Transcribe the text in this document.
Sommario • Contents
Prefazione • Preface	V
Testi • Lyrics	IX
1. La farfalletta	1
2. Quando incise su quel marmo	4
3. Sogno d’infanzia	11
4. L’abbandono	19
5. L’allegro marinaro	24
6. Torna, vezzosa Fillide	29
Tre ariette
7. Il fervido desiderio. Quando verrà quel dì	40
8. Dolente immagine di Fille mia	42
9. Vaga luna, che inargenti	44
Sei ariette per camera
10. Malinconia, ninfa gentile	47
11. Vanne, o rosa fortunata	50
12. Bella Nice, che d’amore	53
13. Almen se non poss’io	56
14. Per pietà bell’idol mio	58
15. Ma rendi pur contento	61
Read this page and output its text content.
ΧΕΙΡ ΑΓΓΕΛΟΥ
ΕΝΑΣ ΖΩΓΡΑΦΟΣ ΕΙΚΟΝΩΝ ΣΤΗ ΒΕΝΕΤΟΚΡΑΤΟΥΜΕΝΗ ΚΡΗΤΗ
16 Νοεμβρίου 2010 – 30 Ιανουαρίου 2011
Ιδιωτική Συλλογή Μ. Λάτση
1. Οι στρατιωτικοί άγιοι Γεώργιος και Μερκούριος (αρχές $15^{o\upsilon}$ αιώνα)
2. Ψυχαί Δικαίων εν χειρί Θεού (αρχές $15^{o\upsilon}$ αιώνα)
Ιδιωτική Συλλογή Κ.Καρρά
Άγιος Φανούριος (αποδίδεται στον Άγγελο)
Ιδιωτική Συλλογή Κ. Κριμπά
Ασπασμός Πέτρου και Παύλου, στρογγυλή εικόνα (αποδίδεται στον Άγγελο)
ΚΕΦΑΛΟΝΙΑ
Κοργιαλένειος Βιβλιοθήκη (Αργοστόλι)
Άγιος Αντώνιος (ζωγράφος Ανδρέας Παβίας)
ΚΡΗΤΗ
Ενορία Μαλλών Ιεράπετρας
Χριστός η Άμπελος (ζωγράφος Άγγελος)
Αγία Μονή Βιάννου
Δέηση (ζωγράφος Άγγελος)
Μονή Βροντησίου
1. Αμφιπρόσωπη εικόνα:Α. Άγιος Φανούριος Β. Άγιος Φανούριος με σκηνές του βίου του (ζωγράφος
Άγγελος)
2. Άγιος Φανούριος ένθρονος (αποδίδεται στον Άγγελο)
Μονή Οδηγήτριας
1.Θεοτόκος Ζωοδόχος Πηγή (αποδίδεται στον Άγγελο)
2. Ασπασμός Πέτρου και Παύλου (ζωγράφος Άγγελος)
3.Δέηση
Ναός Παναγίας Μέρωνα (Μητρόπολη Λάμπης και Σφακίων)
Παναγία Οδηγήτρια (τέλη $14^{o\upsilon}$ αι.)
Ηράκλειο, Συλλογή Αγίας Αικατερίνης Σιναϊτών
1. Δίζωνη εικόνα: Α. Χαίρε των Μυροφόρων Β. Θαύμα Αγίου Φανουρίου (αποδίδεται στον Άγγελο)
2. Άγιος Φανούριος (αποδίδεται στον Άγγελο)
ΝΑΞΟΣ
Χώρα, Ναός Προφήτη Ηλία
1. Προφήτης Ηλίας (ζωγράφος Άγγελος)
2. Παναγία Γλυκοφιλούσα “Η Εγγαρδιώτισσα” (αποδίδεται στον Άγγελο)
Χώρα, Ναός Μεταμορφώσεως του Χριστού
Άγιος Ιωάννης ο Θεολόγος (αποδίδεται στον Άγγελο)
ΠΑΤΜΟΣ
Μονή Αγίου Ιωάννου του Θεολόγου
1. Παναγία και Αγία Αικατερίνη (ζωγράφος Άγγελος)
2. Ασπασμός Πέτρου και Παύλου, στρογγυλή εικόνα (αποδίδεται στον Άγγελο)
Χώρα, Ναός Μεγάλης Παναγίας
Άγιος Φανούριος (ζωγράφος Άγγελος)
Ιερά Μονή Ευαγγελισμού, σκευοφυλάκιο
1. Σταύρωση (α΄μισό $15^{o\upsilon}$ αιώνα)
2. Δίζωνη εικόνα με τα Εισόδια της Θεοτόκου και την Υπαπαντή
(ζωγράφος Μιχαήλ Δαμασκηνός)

※

SHORT EXERCISE:
Check each line of these records for the string "αιώνα" and state only how many lines have it.

FINAL RESULT:
3